### WHAT YOU SHOULD DO
Return every line of the records below, unchanged.

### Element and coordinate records
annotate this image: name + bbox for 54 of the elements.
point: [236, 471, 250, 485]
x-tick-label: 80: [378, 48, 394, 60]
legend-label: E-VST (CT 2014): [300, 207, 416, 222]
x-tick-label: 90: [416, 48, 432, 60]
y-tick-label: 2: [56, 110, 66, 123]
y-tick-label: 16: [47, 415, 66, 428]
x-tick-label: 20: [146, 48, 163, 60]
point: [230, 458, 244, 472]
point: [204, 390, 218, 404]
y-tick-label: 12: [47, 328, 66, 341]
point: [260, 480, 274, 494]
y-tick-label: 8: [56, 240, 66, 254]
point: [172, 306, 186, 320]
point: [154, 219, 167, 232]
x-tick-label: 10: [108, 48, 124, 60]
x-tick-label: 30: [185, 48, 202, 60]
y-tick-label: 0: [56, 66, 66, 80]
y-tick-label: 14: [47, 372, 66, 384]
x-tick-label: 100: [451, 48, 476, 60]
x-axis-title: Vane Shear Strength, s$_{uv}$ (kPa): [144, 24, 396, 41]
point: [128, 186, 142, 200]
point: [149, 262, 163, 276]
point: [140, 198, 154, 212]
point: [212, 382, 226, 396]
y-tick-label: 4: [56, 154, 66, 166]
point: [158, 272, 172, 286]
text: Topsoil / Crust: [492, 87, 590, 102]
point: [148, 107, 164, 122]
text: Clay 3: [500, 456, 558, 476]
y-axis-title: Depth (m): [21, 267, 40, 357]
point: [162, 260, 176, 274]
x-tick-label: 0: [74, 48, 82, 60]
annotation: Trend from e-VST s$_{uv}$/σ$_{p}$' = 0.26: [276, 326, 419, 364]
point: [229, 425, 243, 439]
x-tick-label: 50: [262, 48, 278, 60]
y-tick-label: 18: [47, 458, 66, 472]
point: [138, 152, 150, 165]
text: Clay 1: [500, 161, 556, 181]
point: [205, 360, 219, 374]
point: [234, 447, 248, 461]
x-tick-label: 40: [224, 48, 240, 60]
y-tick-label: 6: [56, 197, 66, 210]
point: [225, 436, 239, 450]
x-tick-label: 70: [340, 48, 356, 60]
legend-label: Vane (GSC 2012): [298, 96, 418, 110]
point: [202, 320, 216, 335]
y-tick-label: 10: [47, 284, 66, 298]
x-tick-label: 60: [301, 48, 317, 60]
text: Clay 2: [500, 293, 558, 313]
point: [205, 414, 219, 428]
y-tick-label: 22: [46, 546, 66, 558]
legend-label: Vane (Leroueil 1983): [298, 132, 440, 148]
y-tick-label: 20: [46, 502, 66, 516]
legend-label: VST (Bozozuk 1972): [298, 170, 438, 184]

### THE SOLUTION
annotate this image: name + bbox for 54 of the elements.
point: [236, 471, 250, 485]
x-tick-label: 80: [378, 48, 394, 60]
legend-label: E-VST (CT 2014): [300, 207, 416, 222]
x-tick-label: 90: [416, 48, 432, 60]
y-tick-label: 2: [56, 110, 66, 123]
y-tick-label: 16: [47, 415, 66, 428]
x-tick-label: 20: [146, 48, 163, 60]
point: [230, 458, 244, 472]
point: [204, 390, 218, 404]
y-tick-label: 12: [47, 328, 66, 341]
point: [260, 480, 274, 494]
y-tick-label: 8: [56, 240, 66, 254]
point: [172, 306, 186, 320]
point: [154, 219, 167, 232]
x-tick-label: 10: [108, 48, 124, 60]
x-tick-label: 30: [185, 48, 202, 60]
y-tick-label: 0: [56, 66, 66, 80]
y-tick-label: 14: [47, 372, 66, 384]
x-tick-label: 100: [451, 48, 476, 60]
x-axis-title: Vane Shear Strength, s$_{uv}$ (kPa): [144, 24, 396, 41]
point: [128, 186, 142, 200]
point: [149, 262, 163, 276]
point: [140, 198, 154, 212]
point: [212, 382, 226, 396]
y-tick-label: 4: [56, 154, 66, 166]
point: [158, 272, 172, 286]
text: Topsoil / Crust: [492, 87, 590, 102]
point: [148, 107, 164, 122]
text: Clay 3: [500, 456, 558, 476]
y-axis-title: Depth (m): [21, 267, 40, 357]
point: [162, 260, 176, 274]
x-tick-label: 0: [74, 48, 82, 60]
annotation: Trend from e-VST s$_{uv}$/σ$_{p}$' = 0.26: [276, 326, 419, 364]
point: [229, 425, 243, 439]
x-tick-label: 50: [262, 48, 278, 60]
y-tick-label: 18: [47, 458, 66, 472]
point: [138, 152, 150, 165]
text: Clay 1: [500, 161, 556, 181]
point: [205, 360, 219, 374]
point: [234, 447, 248, 461]
x-tick-label: 40: [224, 48, 240, 60]
y-tick-label: 6: [56, 197, 66, 210]
point: [225, 436, 239, 450]
x-tick-label: 70: [340, 48, 356, 60]
legend-label: Vane (GSC 2012): [298, 96, 418, 110]
point: [202, 320, 216, 335]
y-tick-label: 10: [47, 284, 66, 298]
x-tick-label: 60: [301, 48, 317, 60]
text: Clay 2: [500, 293, 558, 313]
point: [205, 414, 219, 428]
y-tick-label: 22: [46, 546, 66, 558]
legend-label: Vane (Leroueil 1983): [298, 132, 440, 148]
y-tick-label: 20: [46, 502, 66, 516]
legend-label: VST (Bozozuk 1972): [298, 170, 438, 184]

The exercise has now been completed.